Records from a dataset
•••••
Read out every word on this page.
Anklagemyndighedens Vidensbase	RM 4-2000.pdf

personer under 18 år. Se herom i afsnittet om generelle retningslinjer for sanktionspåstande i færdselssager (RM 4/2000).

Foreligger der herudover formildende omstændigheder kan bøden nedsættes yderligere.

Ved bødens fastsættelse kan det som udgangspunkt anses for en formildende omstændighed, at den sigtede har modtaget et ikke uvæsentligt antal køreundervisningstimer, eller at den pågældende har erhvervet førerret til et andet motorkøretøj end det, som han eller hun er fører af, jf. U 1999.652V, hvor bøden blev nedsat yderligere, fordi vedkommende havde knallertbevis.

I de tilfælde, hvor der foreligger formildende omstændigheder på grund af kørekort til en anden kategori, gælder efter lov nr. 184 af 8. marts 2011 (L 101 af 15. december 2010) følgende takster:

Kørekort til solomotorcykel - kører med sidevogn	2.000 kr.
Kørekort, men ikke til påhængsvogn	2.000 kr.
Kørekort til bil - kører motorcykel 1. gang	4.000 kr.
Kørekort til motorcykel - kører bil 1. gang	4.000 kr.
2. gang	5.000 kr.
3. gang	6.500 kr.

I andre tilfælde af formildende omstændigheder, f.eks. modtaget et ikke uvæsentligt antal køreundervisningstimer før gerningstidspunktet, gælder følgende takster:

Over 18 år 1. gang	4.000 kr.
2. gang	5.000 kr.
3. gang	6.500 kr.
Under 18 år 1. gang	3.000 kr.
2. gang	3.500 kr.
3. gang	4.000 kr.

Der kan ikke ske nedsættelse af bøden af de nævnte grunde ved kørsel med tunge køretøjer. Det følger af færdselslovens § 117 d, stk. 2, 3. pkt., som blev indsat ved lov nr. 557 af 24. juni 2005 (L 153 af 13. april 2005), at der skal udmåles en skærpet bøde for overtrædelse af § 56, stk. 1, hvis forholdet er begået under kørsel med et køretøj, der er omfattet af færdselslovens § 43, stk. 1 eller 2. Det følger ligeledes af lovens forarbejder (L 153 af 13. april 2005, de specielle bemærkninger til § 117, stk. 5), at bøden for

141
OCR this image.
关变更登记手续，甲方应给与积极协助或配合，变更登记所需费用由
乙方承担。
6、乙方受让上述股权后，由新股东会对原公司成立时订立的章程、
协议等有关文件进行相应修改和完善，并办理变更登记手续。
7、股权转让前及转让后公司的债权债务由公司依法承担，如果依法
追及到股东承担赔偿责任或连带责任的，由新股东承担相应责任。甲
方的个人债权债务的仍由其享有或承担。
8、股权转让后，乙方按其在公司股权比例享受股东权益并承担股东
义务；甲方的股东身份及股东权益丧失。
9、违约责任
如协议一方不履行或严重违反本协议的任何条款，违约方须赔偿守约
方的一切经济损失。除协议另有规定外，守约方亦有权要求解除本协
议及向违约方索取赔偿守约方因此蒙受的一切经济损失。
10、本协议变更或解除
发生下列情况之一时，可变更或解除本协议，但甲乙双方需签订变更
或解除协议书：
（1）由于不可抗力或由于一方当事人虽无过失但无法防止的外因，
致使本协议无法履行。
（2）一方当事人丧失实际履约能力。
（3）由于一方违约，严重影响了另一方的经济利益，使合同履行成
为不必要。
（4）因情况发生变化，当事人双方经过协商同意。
•••••
§ Aim
Only the lines from the one containing "OCR this image." through the end of the material should be reproduced, exactly, with both ends included.

§ Complete output
OCR this image.
关变更登记手续，甲方应给与积极协助或配合，变更登记所需费用由
乙方承担。
6、乙方受让上述股权后，由新股东会对原公司成立时订立的章程、
协议等有关文件进行相应修改和完善，并办理变更登记手续。
7、股权转让前及转让后公司的债权债务由公司依法承担，如果依法
追及到股东承担赔偿责任或连带责任的，由新股东承担相应责任。甲
方的个人债权债务的仍由其享有或承担。
8、股权转让后，乙方按其在公司股权比例享受股东权益并承担股东
义务；甲方的股东身份及股东权益丧失。
9、违约责任
如协议一方不履行或严重违反本协议的任何条款，违约方须赔偿守约
方的一切经济损失。除协议另有规定外，守约方亦有权要求解除本协
议及向违约方索取赔偿守约方因此蒙受的一切经济损失。
10、本协议变更或解除
发生下列情况之一时，可变更或解除本协议，但甲乙双方需签订变更
或解除协议书：
（1）由于不可抗力或由于一方当事人虽无过失但无法防止的外因，
致使本协议无法履行。
（2）一方当事人丧失实际履约能力。
（3）由于一方违约，严重影响了另一方的经济利益，使合同履行成
为不必要。
（4）因情况发生变化，当事人双方经过协商同意。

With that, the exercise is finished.